- _Directions_
Return all lines from the listing below in which the string "bottom" occurs.

- _Provided information_
───
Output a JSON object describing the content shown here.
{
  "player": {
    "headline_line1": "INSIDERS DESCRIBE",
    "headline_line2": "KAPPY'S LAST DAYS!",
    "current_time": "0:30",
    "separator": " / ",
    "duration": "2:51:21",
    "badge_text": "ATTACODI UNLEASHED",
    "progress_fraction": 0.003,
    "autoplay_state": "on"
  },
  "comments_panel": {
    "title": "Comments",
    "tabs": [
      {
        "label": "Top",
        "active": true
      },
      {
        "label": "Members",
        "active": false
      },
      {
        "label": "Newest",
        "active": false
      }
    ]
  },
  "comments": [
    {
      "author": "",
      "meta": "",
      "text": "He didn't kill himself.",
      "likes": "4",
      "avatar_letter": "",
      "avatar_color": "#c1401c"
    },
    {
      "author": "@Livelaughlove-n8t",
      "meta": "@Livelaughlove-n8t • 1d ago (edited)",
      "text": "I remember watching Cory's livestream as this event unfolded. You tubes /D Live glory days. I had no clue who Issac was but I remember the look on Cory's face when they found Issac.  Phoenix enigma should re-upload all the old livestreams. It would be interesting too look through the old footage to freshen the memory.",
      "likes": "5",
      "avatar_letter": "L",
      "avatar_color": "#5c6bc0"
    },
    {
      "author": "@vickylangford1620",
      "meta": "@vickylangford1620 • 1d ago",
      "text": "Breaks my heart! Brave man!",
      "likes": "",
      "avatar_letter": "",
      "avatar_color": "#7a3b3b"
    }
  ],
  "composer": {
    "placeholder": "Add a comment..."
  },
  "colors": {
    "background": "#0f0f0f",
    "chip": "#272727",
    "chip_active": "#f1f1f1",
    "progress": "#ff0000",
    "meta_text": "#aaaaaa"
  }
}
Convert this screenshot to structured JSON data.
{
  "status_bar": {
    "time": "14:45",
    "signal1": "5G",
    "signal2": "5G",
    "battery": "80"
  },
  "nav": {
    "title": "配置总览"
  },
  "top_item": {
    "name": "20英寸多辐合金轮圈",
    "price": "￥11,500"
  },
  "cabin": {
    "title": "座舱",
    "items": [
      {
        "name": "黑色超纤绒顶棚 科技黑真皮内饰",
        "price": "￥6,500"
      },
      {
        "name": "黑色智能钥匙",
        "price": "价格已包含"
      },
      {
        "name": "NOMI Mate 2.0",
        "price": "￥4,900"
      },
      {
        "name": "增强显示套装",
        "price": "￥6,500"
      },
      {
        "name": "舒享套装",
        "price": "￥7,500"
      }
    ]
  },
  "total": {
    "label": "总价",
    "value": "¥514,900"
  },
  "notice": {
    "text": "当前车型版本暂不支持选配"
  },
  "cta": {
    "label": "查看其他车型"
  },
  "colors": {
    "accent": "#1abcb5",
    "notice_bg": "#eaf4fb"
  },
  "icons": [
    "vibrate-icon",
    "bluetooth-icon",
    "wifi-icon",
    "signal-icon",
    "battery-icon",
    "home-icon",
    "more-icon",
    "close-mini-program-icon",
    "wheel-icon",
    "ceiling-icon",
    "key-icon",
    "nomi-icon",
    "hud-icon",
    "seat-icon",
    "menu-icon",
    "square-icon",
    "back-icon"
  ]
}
───
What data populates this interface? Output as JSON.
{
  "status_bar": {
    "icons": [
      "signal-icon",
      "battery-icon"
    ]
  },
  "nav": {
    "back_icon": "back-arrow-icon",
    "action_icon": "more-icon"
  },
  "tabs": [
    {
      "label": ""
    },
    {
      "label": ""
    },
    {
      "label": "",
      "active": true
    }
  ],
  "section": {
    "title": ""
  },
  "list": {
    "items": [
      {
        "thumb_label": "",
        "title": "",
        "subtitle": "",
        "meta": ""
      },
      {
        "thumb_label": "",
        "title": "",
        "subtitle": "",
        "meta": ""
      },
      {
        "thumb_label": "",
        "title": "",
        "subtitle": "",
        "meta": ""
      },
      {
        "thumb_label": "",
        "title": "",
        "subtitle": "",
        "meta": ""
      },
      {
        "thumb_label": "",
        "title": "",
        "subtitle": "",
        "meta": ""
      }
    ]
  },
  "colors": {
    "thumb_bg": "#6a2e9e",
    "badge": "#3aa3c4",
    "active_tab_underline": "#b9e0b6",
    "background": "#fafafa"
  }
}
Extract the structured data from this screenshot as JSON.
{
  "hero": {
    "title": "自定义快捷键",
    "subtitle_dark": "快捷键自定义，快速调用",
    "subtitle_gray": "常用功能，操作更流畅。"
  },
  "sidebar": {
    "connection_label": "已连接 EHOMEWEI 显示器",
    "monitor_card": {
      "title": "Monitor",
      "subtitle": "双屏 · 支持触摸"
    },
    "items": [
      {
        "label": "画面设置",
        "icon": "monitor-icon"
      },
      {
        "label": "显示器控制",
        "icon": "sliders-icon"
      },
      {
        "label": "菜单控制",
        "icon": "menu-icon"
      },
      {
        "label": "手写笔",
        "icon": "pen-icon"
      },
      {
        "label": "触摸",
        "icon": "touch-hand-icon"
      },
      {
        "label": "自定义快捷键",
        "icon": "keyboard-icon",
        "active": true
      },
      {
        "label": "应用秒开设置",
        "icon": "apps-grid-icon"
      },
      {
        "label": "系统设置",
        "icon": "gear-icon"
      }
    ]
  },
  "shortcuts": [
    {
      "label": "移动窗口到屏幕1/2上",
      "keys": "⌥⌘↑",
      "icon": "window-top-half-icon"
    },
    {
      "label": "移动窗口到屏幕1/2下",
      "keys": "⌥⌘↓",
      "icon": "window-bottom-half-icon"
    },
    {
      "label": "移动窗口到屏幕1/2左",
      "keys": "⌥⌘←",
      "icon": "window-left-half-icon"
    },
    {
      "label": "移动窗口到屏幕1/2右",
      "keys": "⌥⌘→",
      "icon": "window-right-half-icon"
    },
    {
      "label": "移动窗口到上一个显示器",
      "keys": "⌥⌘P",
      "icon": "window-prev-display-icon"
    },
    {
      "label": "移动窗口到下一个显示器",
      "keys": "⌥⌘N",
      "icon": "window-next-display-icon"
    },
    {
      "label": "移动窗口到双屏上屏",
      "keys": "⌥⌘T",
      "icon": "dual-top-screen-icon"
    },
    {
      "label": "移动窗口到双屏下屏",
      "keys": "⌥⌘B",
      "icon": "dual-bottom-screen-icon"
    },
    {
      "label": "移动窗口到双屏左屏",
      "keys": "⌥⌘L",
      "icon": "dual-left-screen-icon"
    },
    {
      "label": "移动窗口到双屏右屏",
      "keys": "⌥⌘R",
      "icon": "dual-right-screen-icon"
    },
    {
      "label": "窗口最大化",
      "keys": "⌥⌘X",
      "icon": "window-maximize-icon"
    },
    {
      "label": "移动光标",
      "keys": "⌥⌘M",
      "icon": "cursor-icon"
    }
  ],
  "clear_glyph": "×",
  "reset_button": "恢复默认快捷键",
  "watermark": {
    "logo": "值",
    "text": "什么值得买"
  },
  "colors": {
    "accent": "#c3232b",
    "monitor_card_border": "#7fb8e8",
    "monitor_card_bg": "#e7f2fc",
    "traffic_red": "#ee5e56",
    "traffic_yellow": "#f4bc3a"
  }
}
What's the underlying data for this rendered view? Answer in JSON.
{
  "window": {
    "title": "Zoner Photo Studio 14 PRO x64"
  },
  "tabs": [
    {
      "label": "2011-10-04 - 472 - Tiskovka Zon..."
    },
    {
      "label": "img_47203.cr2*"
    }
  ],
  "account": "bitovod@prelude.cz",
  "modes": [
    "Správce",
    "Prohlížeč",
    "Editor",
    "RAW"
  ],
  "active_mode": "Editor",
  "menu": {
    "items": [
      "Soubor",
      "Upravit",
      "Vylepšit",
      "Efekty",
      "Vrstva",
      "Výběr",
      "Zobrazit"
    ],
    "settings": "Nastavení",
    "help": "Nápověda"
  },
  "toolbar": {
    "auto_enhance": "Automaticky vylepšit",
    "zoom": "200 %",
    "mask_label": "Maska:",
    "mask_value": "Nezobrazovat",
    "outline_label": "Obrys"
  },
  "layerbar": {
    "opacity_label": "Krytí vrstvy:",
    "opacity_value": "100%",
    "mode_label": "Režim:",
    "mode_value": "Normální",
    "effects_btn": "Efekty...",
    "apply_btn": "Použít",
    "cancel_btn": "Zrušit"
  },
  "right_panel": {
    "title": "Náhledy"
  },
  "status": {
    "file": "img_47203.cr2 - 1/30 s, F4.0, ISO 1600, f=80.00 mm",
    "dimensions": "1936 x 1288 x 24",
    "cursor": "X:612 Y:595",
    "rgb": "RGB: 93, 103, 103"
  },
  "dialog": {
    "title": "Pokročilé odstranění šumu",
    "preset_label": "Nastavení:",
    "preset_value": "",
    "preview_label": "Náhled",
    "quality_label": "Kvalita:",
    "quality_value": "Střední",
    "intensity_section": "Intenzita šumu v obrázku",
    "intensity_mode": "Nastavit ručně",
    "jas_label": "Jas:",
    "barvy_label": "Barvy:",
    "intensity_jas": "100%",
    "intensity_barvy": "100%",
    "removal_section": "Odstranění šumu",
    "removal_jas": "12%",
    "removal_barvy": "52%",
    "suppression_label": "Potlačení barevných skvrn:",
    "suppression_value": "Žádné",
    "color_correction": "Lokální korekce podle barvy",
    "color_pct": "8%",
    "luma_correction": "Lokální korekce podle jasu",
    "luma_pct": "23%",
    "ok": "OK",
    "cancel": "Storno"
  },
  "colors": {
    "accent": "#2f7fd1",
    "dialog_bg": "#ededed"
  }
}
───
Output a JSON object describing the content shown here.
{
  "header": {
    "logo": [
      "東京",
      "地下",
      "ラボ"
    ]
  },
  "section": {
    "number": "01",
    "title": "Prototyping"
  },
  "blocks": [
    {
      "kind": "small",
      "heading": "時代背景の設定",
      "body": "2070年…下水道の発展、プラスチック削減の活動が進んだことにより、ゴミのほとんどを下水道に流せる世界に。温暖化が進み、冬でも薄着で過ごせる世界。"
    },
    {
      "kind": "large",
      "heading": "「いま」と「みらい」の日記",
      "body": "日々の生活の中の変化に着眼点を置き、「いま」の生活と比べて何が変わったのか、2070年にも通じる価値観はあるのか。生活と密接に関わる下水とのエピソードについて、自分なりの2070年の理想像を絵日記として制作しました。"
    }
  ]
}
───
- _Solution_
      "icon": "window-bottom-half-icon"
      "icon": "dual-bottom-screen-icon"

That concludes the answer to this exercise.